▸ **Text block**:
>> START

Has Lincoln Electric Become the Perfect Stock?

Every investor would love to stumble upon the perfect stock. But will you ever really find a stock that provides everything you could possibly want?

One thing's for sure: You'll never discover truly great investments unless you actively look for them. Let's discuss the ideal qualities of a perfect stock, then decide if Lincoln Electric (Nasdaq: LECO  ) fits the bill.

The quest for perfection
Stocks that look great based on one factor may prove horrible elsewhere, making due diligence a crucial part of your investing research. The best stocks excel in many different areas, including these important factors:

  • Growth. Expanding businesses show healthy revenue growth. While past growth is no guarantee that revenue will keep rising, it's certainly a better sign than a stagnant top line.
  • Margins. Higher sales mean nothing if a company can't produce profits from them. Strong margins ensure that company can turn revenue into profit.
  • Balance sheet. At debt-laden companies, banks and bondholders compete with shareholders for management's attention. Companies with strong balance sheets don't have to worry about the distraction of debt.
  • Money-making opportunities. Return on equity helps measure how well a company is finding opportunities to turn its resources into profitable business endeavors.

>> END

▸ **Exercise task A**:
Check each statement against the article on Lincoln Electric and answer yes or no for each, quoting the words that decide it. (i) Past revenue growth guarantees that revenue will keep rising. (ii) Return on equity helps measure how well a company turns its resources into profitable business endeavors. (iii) At debt-laden companies, banks and bondholders compete with shareholders for management's attention.
▸ **Exercise task B**:
Shorten the paragraph of the article on Lincoln Electric that begins "Stocks that look great based on one factor," keeping its main facts.
▸ **Exercise task C**:
Repeat the article on Lincoln Electric word for word, starting with "Every investor would" and going on through "fits the bill.".

▸ **Data listing**:
>> START

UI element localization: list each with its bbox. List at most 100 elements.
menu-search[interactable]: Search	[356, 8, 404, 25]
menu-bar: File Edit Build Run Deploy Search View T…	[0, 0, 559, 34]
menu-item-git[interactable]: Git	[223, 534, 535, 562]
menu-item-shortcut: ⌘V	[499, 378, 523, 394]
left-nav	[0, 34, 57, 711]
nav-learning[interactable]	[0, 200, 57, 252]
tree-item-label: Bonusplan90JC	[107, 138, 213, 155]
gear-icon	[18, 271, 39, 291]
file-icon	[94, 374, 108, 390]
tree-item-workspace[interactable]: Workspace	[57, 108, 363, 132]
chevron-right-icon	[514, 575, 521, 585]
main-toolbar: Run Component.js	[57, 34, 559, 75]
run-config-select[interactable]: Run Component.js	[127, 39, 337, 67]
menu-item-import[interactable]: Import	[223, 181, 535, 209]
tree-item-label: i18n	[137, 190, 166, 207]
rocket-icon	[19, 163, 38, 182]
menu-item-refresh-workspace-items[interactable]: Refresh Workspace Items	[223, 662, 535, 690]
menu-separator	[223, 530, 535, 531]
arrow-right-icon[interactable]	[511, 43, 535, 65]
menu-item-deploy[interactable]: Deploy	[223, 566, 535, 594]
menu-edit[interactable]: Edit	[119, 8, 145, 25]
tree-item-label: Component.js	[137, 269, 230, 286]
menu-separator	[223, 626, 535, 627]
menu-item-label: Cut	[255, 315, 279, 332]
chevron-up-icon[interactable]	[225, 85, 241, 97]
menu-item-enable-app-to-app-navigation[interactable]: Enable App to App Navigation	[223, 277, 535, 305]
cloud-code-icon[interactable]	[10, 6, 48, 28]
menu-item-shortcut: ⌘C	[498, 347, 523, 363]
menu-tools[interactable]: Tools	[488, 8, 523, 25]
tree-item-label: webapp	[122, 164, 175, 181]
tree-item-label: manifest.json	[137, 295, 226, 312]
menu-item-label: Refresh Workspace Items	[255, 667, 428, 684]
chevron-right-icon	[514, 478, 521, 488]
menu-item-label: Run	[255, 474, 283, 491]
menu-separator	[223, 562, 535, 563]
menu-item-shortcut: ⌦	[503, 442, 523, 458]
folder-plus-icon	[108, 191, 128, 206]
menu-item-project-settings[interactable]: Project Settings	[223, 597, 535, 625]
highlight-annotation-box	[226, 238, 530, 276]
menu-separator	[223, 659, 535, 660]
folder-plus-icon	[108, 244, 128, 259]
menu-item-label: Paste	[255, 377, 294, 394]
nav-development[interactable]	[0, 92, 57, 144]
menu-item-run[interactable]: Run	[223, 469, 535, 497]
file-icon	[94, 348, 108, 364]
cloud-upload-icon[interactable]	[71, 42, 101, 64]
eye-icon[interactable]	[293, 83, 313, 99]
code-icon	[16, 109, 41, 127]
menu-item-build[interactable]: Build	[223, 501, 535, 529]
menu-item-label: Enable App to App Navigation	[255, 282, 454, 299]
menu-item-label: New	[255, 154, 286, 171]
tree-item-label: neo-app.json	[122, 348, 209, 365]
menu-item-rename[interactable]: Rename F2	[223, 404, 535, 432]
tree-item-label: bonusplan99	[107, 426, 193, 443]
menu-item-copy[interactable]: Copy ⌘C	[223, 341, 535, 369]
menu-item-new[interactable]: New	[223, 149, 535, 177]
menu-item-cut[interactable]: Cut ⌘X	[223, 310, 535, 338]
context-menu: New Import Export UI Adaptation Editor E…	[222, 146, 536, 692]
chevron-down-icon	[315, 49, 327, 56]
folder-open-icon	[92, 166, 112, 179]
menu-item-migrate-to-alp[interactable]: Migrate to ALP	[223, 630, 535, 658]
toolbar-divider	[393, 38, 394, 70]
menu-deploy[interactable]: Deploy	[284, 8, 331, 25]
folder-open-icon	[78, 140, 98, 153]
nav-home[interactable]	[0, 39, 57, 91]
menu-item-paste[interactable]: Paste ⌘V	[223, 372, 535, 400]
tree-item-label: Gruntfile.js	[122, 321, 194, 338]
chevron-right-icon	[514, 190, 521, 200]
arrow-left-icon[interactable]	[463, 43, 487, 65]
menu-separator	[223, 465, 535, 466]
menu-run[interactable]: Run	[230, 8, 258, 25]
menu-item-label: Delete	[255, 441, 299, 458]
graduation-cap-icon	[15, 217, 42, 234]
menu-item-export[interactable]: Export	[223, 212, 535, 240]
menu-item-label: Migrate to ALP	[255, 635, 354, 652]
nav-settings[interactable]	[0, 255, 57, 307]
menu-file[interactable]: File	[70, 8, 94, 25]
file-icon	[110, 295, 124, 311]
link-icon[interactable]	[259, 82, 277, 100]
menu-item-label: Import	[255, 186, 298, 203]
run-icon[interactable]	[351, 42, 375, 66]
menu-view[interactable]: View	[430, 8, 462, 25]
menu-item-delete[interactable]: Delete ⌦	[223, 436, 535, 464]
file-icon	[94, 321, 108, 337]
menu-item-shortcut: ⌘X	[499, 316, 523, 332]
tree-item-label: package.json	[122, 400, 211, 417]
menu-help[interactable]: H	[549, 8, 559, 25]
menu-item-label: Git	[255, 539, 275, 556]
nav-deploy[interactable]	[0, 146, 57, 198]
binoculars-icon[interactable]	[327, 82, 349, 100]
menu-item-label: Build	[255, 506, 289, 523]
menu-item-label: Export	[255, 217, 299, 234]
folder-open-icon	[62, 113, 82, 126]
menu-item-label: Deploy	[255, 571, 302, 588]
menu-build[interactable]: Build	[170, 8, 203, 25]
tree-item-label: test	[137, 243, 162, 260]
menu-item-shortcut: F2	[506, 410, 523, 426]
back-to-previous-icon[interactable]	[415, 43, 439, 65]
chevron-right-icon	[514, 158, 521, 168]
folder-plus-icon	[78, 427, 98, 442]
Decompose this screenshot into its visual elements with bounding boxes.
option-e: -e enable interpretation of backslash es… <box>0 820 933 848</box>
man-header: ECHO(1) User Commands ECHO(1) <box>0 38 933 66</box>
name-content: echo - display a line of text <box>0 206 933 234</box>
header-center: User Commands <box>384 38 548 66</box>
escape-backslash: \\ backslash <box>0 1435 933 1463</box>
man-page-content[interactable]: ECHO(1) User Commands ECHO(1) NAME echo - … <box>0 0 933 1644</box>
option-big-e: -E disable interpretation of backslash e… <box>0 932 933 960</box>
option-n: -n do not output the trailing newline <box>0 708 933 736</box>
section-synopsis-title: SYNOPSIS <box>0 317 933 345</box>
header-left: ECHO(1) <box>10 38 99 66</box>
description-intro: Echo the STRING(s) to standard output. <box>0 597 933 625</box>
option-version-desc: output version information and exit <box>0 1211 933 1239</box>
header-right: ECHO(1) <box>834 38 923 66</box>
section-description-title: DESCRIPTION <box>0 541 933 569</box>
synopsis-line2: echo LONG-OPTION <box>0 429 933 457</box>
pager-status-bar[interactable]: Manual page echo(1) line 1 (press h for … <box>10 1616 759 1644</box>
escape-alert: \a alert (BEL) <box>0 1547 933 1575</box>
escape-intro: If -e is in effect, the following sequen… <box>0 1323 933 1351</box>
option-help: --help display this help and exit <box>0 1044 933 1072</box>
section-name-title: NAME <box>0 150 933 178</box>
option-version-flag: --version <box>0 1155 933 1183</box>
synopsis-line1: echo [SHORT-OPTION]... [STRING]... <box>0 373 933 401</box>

>> END

▸ **Full solution A**:
(i) No: "past growth is no guarantee that revenue will keep rising"
(ii) Yes: "Return on equity helps measure how well a company is finding opportunities to turn its resources into profitable business endeavors."
(iii) Yes: "At debt-laden companies, banks and bondholders compete with shareholders for management's attention."

▸ **Full solution B**:
A stock that is strong on one factor may be weak on others, so due diligence is crucial. The best stocks excel in many areas, including the factors that follow.

▸ **Full solution C**:
Every investor would love to stumble upon the perfect stock. But will you ever really find a stock that provides everything you could possibly want?

One thing's for sure: You'll never discover truly great investments unless you actively look for them. Let's discuss the ideal qualities of a perfect stock, then decide if Lincoln Electric (Nasdaq: LECO  ) fits the bill.